[Objective]
Count lines holding the string "Cumulative" in the data that follows. Reply with one number only.

[Records to process]
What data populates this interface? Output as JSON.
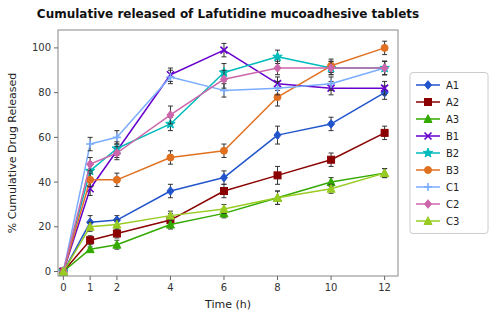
{
  "chart_data": {
    "type": "line",
    "title": "Cumulative released of Lafutidine mucoadhesive tablets",
    "xlabel": "Time (h)",
    "ylabel": "% Cumulative Drug Released",
    "x": [
      0,
      1,
      2,
      4,
      6,
      8,
      10,
      12
    ],
    "series": [
      {
        "name": "A1",
        "color": "#2255cc",
        "marker": "diamond",
        "values": [
          0,
          22,
          23,
          36,
          42,
          61,
          66,
          80
        ],
        "errors": [
          0.5,
          3,
          2,
          3,
          3,
          4,
          3,
          3
        ]
      },
      {
        "name": "A2",
        "color": "#8b0000",
        "marker": "square",
        "values": [
          0,
          14,
          17,
          23,
          36,
          43,
          50,
          62
        ],
        "errors": [
          0.5,
          2,
          2,
          3,
          3,
          4,
          3,
          3
        ]
      },
      {
        "name": "A3",
        "color": "#33aa00",
        "marker": "triangle",
        "values": [
          0,
          10,
          12,
          21,
          26,
          33,
          40,
          44
        ],
        "errors": [
          0.5,
          1,
          2,
          2,
          2,
          3,
          2,
          2
        ]
      },
      {
        "name": "B1",
        "color": "#6600cc",
        "marker": "x",
        "values": [
          0,
          37,
          54,
          88,
          99,
          84,
          82,
          82
        ],
        "errors": [
          0.5,
          3,
          3,
          3,
          3,
          3,
          3,
          3
        ]
      },
      {
        "name": "B2",
        "color": "#00bbbb",
        "marker": "star",
        "values": [
          0,
          45,
          55,
          66,
          89,
          96,
          91,
          91
        ],
        "errors": [
          0.5,
          3,
          3,
          3,
          4,
          3,
          3,
          3
        ]
      },
      {
        "name": "B3",
        "color": "#e07020",
        "marker": "circle",
        "values": [
          0,
          41,
          41,
          51,
          54,
          78,
          92,
          100
        ],
        "errors": [
          0.5,
          3,
          3,
          3,
          3,
          4,
          3,
          3
        ]
      },
      {
        "name": "C1",
        "color": "#7aadff",
        "marker": "plus",
        "values": [
          0,
          57,
          60,
          87,
          81,
          82,
          84,
          91
        ],
        "errors": [
          0.5,
          3,
          3,
          3,
          3,
          3,
          3,
          3
        ]
      },
      {
        "name": "C2",
        "color": "#cc66aa",
        "marker": "diamond",
        "values": [
          0,
          48,
          53,
          70,
          86,
          91,
          91,
          91
        ],
        "errors": [
          0.5,
          3,
          3,
          4,
          4,
          3,
          3,
          3
        ]
      },
      {
        "name": "C3",
        "color": "#99cc22",
        "marker": "triangle",
        "values": [
          0,
          20,
          21,
          25,
          28,
          33,
          37,
          44
        ],
        "errors": [
          0.5,
          2,
          2,
          2,
          2,
          3,
          2,
          2
        ]
      }
    ],
    "xlim": [
      -0.2,
      12.5
    ],
    "ylim": [
      -2,
      108
    ],
    "xticks": [
      0,
      1,
      2,
      4,
      6,
      8,
      10,
      12
    ],
    "yticks": [
      0,
      20,
      40,
      60,
      80,
      100
    ],
    "grid": false,
    "legend": "right"
  }
}
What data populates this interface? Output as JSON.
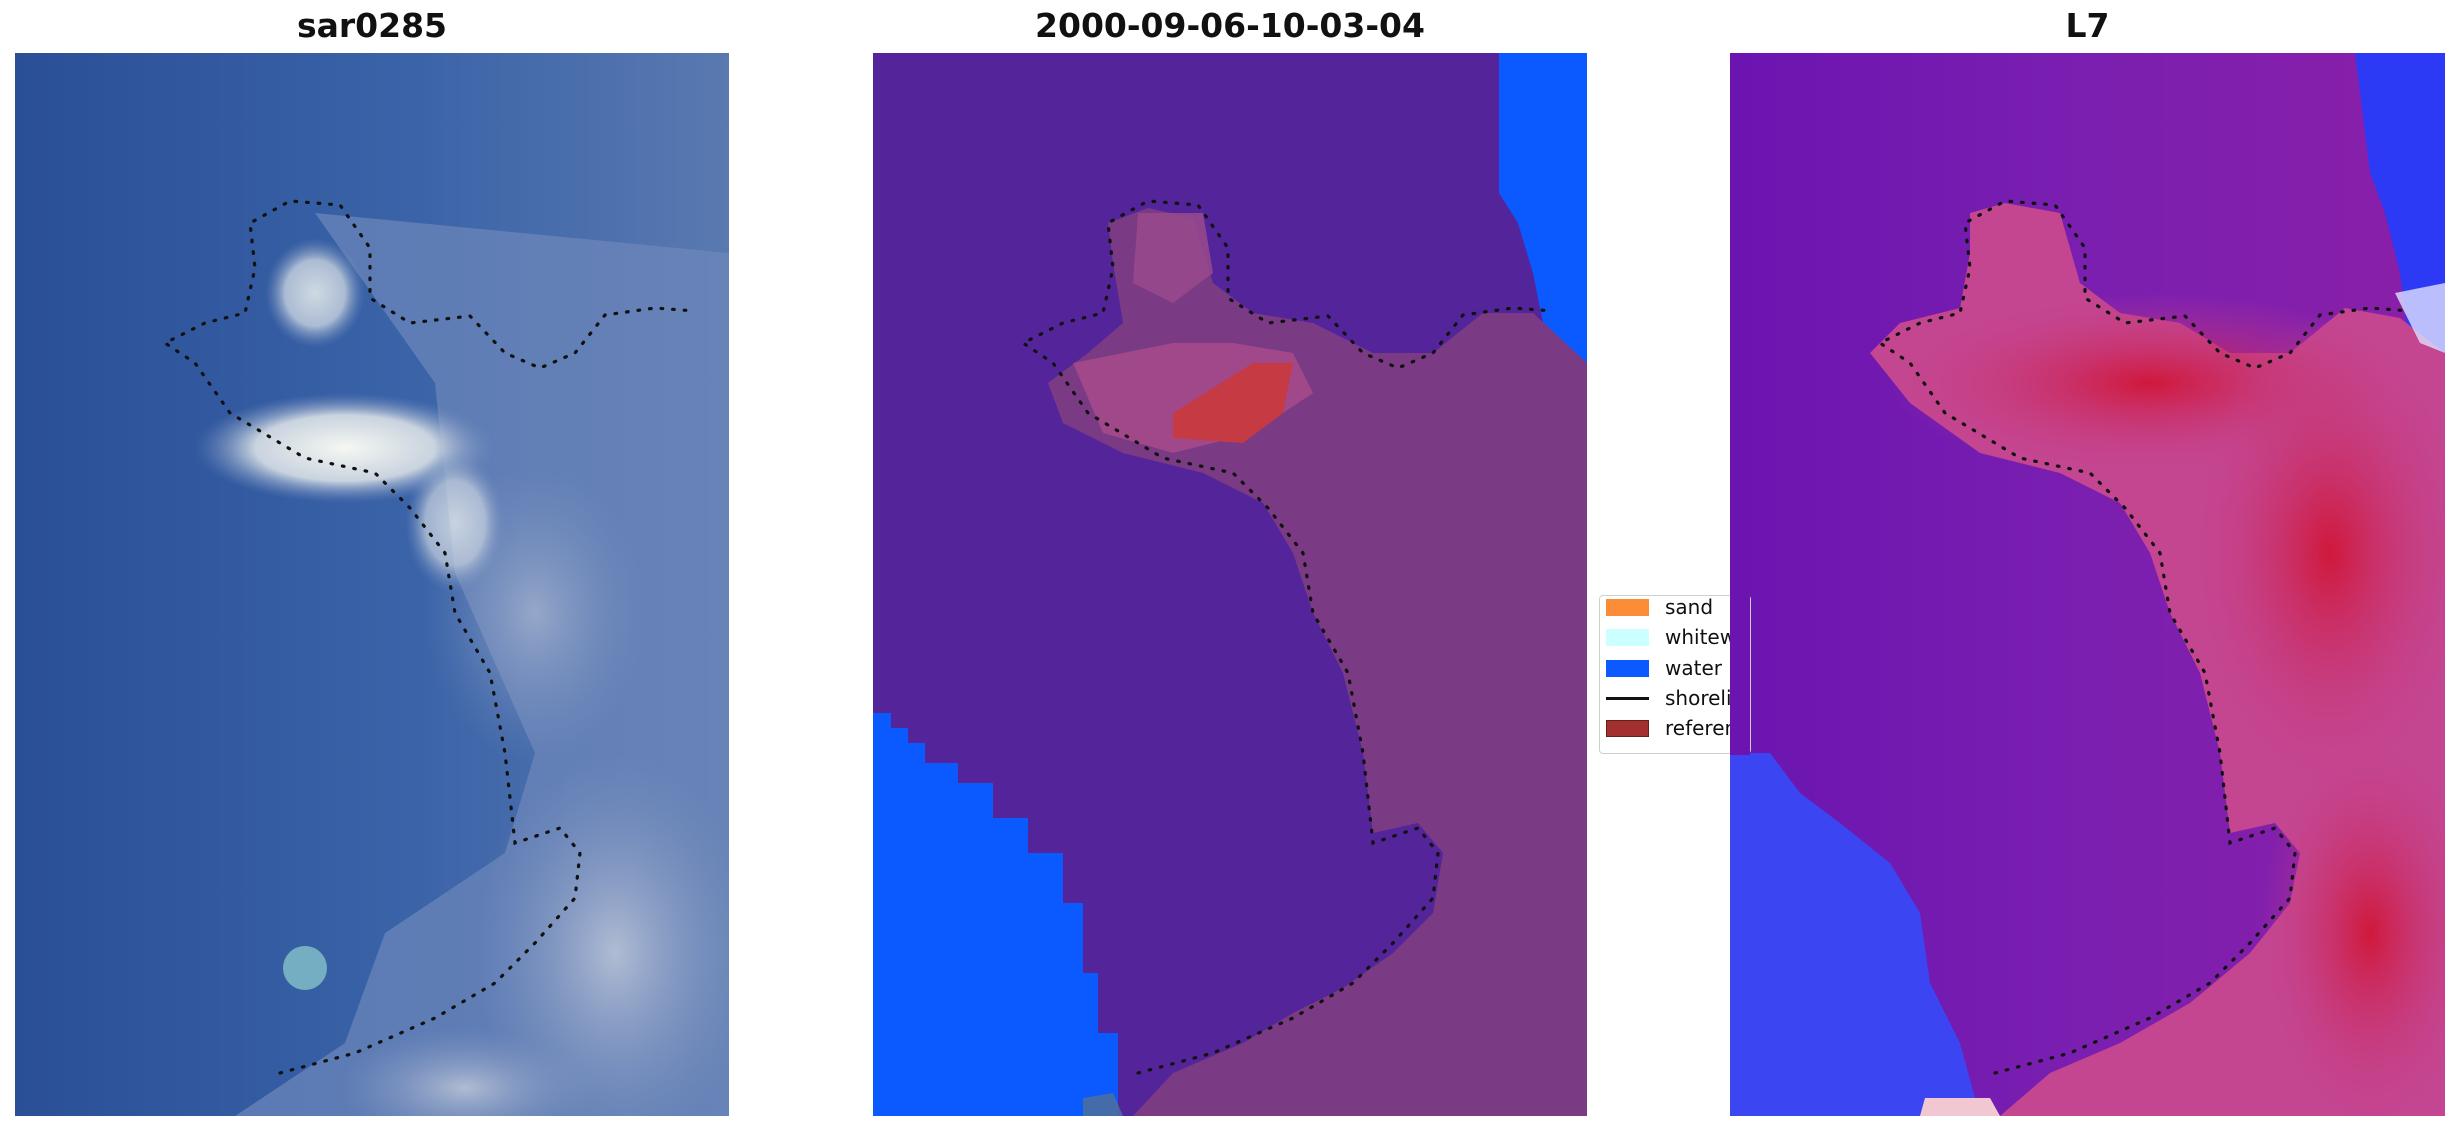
{
  "panels": [
    {
      "title": "sar0285"
    },
    {
      "title": "2000-09-06-10-03-04"
    },
    {
      "title": "L7"
    }
  ],
  "legend": {
    "items": [
      {
        "label": "sand",
        "color": "#fb8c38",
        "kind": "patch"
      },
      {
        "label": "whitewater",
        "color": "#ccffff",
        "kind": "patch"
      },
      {
        "label": "water",
        "color": "#0a5aff",
        "kind": "patch"
      },
      {
        "label": "shoreline",
        "color": "#111111",
        "kind": "line"
      },
      {
        "label": "reference",
        "color": "#a3302e",
        "kind": "patch"
      }
    ]
  },
  "colors": {
    "rgb_water": "#2f5aa0",
    "rgb_land": "#8a9cc0",
    "class_water_dark": "#54249a",
    "class_land": "#7a3a84",
    "class_water_light": "#0a5aff",
    "class_reference": "#c63a43",
    "mndwi_low": "#6b14b0",
    "mndwi_mid": "#c44590",
    "mndwi_high": "#c7183c",
    "mndwi_blue": "#2d3af5"
  }
}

[Solution to this task]
2